Could you arrange the lines of the records, from the line containing "rsd-icon[interactable]: RSD —" through the line containing "console-close-icon[interactable]: ✕ —" (both included), as a JSON list of strings, one string per line, skipping any blank lines?

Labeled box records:
+ + + +

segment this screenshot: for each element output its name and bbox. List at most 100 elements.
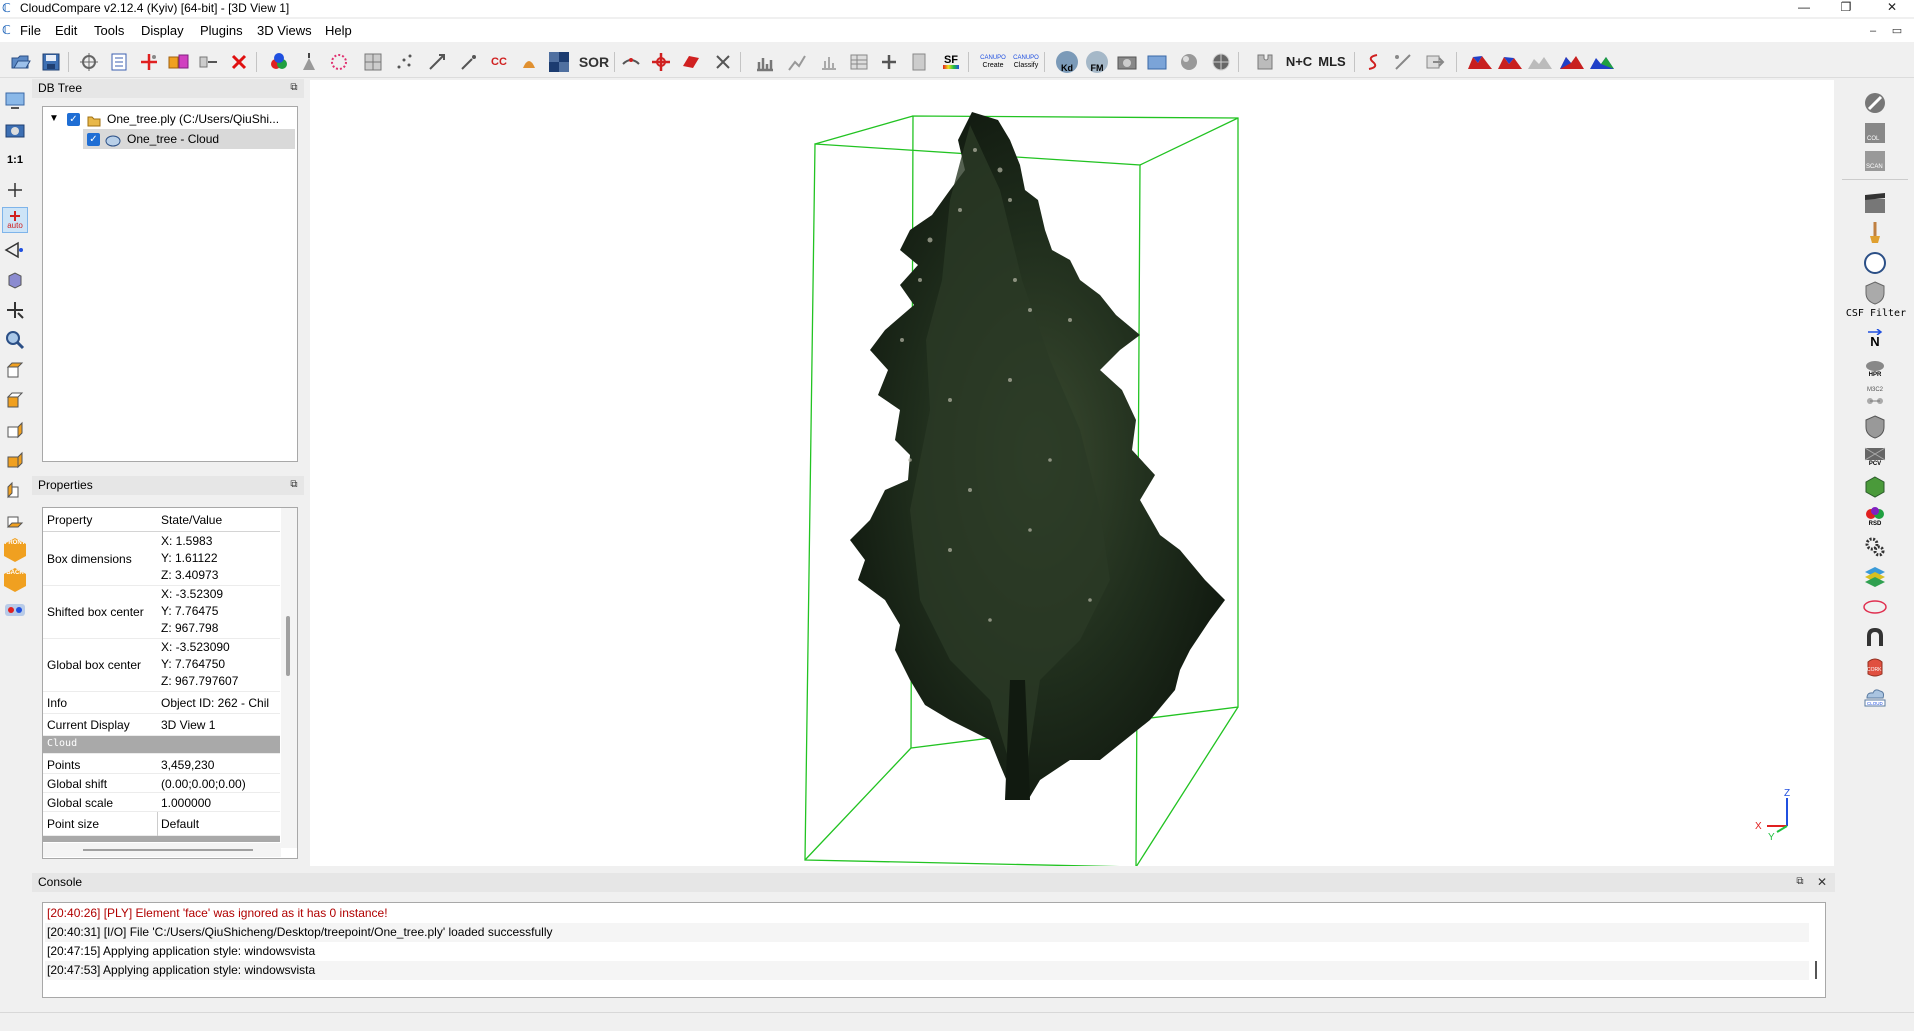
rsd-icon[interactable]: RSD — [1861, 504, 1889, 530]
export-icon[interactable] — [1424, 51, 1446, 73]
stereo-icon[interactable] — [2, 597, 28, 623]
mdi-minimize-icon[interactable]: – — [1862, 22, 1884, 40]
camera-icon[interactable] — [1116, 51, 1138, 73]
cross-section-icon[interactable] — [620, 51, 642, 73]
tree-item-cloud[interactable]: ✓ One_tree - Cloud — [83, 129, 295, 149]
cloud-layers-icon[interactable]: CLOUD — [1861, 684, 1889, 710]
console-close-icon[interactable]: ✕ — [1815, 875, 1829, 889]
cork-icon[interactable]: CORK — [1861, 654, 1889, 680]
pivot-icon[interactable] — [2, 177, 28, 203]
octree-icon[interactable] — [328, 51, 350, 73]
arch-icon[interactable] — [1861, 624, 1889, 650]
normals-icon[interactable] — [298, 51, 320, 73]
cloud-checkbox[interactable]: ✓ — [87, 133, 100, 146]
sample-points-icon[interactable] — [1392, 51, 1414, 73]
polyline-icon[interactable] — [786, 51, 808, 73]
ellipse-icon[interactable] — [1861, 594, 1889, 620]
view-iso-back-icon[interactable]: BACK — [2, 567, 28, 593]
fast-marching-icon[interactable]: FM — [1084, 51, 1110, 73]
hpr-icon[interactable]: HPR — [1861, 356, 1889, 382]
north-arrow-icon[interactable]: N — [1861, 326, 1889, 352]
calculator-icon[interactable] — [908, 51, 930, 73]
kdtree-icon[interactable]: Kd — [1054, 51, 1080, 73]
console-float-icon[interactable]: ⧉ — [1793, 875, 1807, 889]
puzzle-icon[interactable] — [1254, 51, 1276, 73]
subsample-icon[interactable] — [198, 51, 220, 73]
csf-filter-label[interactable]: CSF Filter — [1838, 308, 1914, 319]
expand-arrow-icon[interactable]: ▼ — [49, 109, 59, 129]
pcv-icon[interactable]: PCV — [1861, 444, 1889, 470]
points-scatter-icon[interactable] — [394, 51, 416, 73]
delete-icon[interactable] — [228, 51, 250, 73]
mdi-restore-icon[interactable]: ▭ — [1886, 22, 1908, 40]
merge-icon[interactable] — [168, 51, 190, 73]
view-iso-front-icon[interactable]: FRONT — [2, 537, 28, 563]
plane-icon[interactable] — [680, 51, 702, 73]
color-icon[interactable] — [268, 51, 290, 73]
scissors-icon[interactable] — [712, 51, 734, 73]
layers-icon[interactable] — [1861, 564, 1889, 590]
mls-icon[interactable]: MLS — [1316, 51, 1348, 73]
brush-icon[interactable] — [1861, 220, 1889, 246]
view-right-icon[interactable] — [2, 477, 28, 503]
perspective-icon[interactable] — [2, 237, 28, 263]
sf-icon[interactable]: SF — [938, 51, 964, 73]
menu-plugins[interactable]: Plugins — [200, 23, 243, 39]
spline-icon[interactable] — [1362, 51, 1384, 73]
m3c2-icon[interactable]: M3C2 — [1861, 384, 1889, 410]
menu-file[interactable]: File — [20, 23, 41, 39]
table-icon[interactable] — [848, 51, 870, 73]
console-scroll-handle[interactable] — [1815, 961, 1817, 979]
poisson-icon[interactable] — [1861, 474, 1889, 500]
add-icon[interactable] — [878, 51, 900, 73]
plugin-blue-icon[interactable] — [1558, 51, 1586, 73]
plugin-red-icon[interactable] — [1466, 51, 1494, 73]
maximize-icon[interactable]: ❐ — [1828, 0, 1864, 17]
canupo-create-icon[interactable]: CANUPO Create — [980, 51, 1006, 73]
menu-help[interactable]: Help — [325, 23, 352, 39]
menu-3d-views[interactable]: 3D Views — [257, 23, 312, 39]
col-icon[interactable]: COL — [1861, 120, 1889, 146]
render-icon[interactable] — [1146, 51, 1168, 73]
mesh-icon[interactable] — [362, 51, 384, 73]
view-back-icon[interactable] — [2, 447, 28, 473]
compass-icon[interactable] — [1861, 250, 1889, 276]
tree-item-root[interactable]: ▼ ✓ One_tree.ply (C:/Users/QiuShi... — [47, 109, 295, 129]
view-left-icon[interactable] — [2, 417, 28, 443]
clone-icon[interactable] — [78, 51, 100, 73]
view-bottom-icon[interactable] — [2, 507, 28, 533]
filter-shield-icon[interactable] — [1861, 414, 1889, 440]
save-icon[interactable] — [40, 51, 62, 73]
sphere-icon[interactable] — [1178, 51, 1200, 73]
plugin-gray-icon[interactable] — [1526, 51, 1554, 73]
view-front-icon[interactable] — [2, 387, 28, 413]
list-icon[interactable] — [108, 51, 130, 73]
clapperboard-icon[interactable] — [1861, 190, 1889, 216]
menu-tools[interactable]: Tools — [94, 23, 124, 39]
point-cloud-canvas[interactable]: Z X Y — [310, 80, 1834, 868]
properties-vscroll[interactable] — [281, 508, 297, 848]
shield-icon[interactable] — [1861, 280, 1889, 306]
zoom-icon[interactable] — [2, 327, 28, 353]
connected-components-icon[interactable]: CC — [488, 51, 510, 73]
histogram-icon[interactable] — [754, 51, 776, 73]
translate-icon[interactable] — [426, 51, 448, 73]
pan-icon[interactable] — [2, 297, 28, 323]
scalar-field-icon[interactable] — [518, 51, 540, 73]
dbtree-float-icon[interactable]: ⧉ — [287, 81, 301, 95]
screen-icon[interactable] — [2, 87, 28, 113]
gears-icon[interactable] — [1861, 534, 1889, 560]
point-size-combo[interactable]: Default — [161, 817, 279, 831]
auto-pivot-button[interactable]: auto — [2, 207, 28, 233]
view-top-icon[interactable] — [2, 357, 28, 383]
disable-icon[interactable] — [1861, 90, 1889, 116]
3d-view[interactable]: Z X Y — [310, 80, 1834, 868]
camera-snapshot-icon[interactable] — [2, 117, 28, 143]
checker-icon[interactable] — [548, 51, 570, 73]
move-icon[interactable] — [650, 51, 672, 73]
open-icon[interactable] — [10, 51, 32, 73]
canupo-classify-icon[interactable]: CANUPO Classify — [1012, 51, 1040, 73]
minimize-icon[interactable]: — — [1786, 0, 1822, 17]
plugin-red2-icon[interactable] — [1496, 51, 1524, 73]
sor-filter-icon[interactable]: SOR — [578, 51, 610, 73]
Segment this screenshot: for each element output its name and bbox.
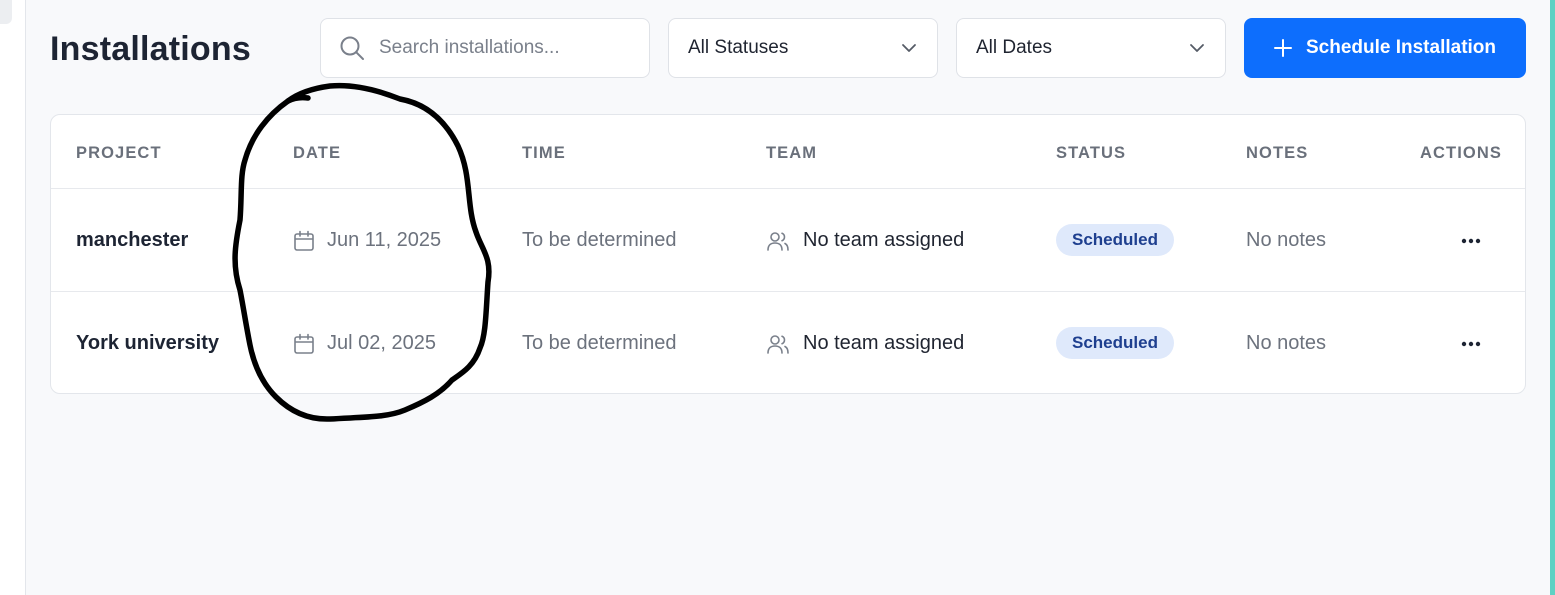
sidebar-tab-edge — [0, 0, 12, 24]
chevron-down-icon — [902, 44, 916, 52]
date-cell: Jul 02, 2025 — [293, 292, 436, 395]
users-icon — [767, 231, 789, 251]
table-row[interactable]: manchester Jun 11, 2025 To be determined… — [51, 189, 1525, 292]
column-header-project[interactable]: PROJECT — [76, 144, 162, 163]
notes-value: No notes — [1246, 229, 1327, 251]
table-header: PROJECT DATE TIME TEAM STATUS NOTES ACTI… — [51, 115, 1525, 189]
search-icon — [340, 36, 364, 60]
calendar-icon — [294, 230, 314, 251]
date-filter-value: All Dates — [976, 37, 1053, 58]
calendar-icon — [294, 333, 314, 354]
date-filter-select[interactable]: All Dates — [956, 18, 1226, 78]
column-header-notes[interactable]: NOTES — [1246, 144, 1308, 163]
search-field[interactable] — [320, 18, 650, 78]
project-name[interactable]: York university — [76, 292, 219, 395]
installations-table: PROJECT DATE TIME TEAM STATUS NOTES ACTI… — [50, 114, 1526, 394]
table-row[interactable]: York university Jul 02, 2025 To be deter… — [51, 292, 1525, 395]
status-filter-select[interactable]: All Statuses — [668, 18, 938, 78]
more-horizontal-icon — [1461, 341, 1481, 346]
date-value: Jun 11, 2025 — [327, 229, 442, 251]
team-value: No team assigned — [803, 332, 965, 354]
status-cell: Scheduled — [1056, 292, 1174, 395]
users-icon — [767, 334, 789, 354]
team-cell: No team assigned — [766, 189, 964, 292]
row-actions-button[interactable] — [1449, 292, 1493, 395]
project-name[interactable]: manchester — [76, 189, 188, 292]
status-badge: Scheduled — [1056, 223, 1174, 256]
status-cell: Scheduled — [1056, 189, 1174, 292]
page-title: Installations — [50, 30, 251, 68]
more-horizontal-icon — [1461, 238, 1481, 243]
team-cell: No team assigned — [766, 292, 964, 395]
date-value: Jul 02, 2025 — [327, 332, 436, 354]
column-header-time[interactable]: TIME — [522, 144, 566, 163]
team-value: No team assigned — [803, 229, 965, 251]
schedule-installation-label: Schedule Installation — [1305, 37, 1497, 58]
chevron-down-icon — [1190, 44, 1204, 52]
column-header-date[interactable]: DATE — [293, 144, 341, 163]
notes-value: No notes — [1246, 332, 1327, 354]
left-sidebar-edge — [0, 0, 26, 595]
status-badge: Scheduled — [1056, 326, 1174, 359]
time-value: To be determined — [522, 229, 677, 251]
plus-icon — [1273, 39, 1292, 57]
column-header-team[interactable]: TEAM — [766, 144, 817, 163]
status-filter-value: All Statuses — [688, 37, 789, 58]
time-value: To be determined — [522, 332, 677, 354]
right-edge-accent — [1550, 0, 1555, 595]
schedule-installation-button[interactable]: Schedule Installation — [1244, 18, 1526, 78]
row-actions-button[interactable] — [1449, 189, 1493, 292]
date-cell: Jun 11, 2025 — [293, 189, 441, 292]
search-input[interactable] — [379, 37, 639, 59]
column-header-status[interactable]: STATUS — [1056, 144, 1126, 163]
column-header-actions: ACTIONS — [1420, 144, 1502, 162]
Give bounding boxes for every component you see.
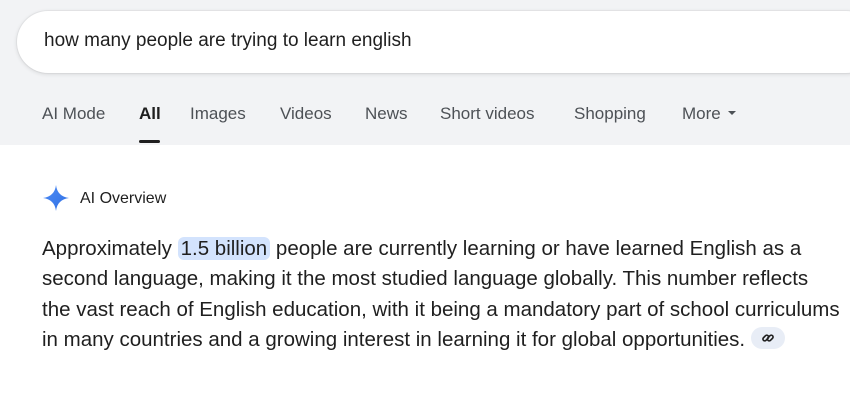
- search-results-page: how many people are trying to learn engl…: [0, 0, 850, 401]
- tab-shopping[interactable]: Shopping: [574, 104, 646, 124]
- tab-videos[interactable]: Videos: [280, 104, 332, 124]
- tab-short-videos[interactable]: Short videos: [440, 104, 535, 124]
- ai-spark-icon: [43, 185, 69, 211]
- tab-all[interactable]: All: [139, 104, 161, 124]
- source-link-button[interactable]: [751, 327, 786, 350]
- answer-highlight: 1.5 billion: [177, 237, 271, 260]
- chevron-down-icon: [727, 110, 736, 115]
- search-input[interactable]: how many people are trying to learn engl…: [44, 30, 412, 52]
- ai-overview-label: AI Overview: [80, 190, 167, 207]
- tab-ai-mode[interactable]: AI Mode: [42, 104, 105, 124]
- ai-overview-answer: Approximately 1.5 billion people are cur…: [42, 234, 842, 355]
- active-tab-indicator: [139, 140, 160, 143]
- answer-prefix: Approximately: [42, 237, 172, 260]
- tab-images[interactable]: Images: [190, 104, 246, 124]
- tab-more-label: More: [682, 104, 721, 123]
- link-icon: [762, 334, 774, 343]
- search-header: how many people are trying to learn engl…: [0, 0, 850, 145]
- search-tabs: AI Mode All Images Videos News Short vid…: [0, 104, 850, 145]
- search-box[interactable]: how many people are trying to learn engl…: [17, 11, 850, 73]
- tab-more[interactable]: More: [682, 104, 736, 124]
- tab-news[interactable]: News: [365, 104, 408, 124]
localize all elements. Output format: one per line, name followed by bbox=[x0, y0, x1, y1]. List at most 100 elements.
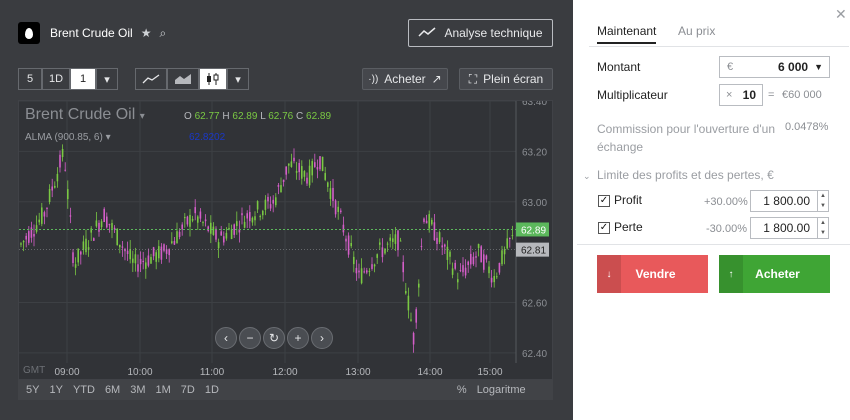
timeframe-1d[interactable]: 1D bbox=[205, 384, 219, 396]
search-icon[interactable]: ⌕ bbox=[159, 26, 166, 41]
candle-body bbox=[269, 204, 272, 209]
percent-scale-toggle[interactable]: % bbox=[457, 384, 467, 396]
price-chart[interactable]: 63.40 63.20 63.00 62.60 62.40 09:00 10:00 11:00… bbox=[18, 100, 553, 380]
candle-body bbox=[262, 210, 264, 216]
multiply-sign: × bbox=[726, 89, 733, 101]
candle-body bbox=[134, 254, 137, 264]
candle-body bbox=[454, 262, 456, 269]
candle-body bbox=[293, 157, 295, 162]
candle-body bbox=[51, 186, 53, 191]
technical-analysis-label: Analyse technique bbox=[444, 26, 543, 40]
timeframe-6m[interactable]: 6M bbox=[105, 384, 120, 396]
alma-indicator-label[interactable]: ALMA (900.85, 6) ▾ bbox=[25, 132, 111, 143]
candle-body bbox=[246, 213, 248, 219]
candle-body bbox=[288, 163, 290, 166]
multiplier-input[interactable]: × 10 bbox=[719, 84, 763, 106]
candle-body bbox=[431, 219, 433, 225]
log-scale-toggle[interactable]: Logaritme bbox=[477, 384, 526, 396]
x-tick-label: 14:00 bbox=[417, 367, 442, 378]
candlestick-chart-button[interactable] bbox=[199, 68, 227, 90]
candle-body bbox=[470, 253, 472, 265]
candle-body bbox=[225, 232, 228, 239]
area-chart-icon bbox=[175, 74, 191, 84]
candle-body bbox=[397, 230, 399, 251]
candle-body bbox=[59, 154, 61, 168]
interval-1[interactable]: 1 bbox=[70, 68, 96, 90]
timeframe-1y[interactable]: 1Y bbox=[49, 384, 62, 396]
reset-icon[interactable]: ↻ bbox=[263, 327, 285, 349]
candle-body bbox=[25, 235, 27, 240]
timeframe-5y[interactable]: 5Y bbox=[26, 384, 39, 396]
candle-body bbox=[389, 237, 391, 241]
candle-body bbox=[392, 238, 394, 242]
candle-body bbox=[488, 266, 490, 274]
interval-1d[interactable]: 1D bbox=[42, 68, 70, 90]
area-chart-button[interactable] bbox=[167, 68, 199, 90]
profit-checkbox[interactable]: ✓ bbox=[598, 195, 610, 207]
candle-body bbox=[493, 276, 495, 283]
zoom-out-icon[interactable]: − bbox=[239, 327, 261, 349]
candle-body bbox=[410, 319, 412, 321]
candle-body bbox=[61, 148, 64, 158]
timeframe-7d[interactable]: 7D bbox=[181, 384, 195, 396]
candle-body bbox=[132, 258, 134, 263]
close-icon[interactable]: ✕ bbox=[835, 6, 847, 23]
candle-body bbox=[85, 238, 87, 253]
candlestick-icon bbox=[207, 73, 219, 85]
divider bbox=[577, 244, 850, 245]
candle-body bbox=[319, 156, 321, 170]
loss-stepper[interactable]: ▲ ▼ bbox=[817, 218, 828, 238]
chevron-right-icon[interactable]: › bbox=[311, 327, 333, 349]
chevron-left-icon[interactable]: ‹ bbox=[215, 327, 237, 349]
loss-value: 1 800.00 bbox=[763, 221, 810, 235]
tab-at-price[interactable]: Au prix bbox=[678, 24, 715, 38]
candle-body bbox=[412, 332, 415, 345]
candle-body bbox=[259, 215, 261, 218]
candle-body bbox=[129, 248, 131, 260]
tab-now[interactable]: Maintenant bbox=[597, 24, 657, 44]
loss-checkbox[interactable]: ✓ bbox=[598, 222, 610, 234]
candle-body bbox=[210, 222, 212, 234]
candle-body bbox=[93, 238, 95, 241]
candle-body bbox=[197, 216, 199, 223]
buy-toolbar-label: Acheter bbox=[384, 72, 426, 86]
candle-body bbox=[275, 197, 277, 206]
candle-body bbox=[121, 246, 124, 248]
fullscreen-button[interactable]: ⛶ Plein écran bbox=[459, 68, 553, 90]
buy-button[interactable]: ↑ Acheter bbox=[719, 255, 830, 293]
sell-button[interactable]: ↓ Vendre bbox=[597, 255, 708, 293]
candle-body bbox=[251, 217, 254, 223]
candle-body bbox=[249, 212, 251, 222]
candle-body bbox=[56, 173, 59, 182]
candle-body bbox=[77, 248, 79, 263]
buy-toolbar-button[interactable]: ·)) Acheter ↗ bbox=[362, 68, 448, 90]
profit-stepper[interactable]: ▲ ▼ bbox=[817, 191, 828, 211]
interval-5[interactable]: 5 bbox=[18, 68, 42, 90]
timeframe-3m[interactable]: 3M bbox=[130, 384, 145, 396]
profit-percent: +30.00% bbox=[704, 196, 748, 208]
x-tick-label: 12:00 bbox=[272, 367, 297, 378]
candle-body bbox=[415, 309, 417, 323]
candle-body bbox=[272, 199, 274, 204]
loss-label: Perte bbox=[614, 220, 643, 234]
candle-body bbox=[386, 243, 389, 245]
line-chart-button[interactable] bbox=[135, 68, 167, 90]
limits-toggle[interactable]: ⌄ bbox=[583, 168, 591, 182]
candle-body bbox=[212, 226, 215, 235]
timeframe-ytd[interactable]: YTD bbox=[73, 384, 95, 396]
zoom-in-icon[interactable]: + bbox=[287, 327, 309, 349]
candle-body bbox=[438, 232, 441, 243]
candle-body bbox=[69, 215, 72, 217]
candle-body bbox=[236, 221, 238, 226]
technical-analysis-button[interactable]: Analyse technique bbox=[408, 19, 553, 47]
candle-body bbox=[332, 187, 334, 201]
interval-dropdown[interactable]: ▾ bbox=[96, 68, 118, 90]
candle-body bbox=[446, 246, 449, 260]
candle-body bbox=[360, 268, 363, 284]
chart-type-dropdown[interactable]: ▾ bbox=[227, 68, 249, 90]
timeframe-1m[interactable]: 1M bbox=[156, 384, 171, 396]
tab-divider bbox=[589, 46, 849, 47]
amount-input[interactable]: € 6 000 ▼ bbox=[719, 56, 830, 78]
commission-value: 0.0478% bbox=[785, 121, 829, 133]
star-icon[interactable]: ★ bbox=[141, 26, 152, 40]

+ + + +

> _The output_
[
  "rsd-icon[interactable]: RSD — [1861, 504, 1889, 530]",
  "export-icon[interactable] — [1424, 51, 1446, 73]",
  "stereo-icon[interactable] — [2, 597, 28, 623]",
  "mdi-minimize-icon[interactable]: – — [1862, 22, 1884, 40]",
  "camera-icon[interactable] — [1116, 51, 1138, 73]",
  "cross-section-icon[interactable] — [620, 51, 642, 73]",
  "tree-item-cloud[interactable]: ✓ One_tree - Cloud — [83, 129, 295, 149]",
  "cloud-layers-icon[interactable]: CLOUD — [1861, 684, 1889, 710]",
  "console-close-icon[interactable]: ✕ — [1815, 875, 1829, 889]"
]